# RECORDS FOR THE EXERCISE:
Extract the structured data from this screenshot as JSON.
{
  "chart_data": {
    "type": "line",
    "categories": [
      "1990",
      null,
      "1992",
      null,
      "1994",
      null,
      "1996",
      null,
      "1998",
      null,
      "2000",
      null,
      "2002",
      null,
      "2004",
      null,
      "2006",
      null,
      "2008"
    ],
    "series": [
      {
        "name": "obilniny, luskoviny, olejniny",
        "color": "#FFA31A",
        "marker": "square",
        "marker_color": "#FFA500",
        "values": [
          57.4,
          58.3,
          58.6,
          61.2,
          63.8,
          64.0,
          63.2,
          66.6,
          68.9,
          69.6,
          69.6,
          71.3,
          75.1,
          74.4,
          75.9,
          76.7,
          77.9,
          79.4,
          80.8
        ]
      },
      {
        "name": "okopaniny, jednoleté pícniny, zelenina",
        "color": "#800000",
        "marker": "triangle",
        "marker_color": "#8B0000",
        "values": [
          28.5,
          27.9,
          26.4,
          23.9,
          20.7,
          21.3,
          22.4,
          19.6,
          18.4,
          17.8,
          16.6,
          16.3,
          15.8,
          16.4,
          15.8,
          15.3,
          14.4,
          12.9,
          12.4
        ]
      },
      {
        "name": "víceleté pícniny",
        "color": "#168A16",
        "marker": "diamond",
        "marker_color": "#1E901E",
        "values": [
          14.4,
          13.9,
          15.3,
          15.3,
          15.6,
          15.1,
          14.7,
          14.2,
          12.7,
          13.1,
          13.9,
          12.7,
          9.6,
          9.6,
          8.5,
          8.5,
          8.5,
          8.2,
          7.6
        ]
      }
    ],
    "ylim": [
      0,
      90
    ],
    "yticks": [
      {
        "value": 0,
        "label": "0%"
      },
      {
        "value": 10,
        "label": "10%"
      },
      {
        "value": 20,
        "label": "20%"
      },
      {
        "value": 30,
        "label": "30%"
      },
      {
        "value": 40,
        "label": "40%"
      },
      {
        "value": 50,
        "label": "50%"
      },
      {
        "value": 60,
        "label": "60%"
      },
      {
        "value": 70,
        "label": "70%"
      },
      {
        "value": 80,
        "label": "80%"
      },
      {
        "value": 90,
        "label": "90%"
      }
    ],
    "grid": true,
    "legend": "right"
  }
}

# EXERCISE REQUIREMENTS:
Find the lines above that contain the word "label" and collect them.

# EXPECTED OUTPUT:
        "label": "0%"
        "label": "10%"
        "label": "20%"
        "label": "30%"
        "label": "40%"
        "label": "50%"
        "label": "60%"
        "label": "70%"
        "label": "80%"
        "label": "90%"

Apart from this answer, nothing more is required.